--- DATA SHOWN ---
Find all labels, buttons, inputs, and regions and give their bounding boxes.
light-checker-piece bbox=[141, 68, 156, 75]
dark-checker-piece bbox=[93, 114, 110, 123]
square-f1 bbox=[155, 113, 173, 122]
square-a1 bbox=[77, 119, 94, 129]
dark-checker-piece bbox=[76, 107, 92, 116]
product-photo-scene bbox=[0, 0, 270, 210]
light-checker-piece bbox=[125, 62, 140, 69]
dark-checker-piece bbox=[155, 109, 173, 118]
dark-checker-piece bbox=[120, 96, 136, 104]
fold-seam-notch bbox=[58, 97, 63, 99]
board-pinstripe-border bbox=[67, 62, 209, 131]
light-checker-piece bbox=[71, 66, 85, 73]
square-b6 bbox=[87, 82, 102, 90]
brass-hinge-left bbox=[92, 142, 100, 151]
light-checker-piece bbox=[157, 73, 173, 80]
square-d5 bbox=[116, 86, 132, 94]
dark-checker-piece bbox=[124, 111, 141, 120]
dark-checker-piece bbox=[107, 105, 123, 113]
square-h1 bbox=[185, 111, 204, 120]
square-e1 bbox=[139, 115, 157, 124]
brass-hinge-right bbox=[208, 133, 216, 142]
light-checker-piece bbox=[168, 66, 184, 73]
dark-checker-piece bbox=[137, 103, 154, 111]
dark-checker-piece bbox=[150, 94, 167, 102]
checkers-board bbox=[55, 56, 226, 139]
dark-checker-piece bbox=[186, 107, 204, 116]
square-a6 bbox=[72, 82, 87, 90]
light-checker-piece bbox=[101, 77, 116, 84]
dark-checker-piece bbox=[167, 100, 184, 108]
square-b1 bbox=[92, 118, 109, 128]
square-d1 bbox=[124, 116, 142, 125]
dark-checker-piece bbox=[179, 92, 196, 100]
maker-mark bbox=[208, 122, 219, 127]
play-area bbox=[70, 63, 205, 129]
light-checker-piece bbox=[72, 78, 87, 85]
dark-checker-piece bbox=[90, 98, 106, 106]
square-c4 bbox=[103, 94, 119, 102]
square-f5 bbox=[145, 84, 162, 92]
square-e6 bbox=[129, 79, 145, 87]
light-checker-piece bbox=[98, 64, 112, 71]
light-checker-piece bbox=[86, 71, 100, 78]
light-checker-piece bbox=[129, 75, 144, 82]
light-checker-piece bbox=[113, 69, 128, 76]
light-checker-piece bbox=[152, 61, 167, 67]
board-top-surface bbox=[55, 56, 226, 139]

--- THE TASK ---
Revise the material above so that every instance of "light-checker-piece" becomes "red-checker-piece", leaving every other part as it is.

--- OUTPUT FOR THIS TASK ---
Find all labels, buttons, inputs, and regions and give their bounding boxes.
red-checker-piece bbox=[141, 68, 156, 75]
dark-checker-piece bbox=[93, 114, 110, 123]
square-f1 bbox=[155, 113, 173, 122]
square-a1 bbox=[77, 119, 94, 129]
dark-checker-piece bbox=[76, 107, 92, 116]
product-photo-scene bbox=[0, 0, 270, 210]
red-checker-piece bbox=[125, 62, 140, 69]
dark-checker-piece bbox=[155, 109, 173, 118]
dark-checker-piece bbox=[120, 96, 136, 104]
fold-seam-notch bbox=[58, 97, 63, 99]
board-pinstripe-border bbox=[67, 62, 209, 131]
red-checker-piece bbox=[71, 66, 85, 73]
square-b6 bbox=[87, 82, 102, 90]
brass-hinge-left bbox=[92, 142, 100, 151]
red-checker-piece bbox=[157, 73, 173, 80]
square-d5 bbox=[116, 86, 132, 94]
dark-checker-piece bbox=[124, 111, 141, 120]
dark-checker-piece bbox=[107, 105, 123, 113]
square-h1 bbox=[185, 111, 204, 120]
square-e1 bbox=[139, 115, 157, 124]
brass-hinge-right bbox=[208, 133, 216, 142]
red-checker-piece bbox=[168, 66, 184, 73]
dark-checker-piece bbox=[137, 103, 154, 111]
dark-checker-piece bbox=[150, 94, 167, 102]
checkers-board bbox=[55, 56, 226, 139]
dark-checker-piece bbox=[186, 107, 204, 116]
square-a6 bbox=[72, 82, 87, 90]
red-checker-piece bbox=[101, 77, 116, 84]
dark-checker-piece bbox=[167, 100, 184, 108]
square-b1 bbox=[92, 118, 109, 128]
square-d1 bbox=[124, 116, 142, 125]
dark-checker-piece bbox=[179, 92, 196, 100]
maker-mark bbox=[208, 122, 219, 127]
play-area bbox=[70, 63, 205, 129]
red-checker-piece bbox=[72, 78, 87, 85]
dark-checker-piece bbox=[90, 98, 106, 106]
square-c4 bbox=[103, 94, 119, 102]
square-f5 bbox=[145, 84, 162, 92]
square-e6 bbox=[129, 79, 145, 87]
red-checker-piece bbox=[98, 64, 112, 71]
red-checker-piece bbox=[86, 71, 100, 78]
red-checker-piece bbox=[129, 75, 144, 82]
red-checker-piece bbox=[113, 69, 128, 76]
red-checker-piece bbox=[152, 61, 167, 67]
board-top-surface bbox=[55, 56, 226, 139]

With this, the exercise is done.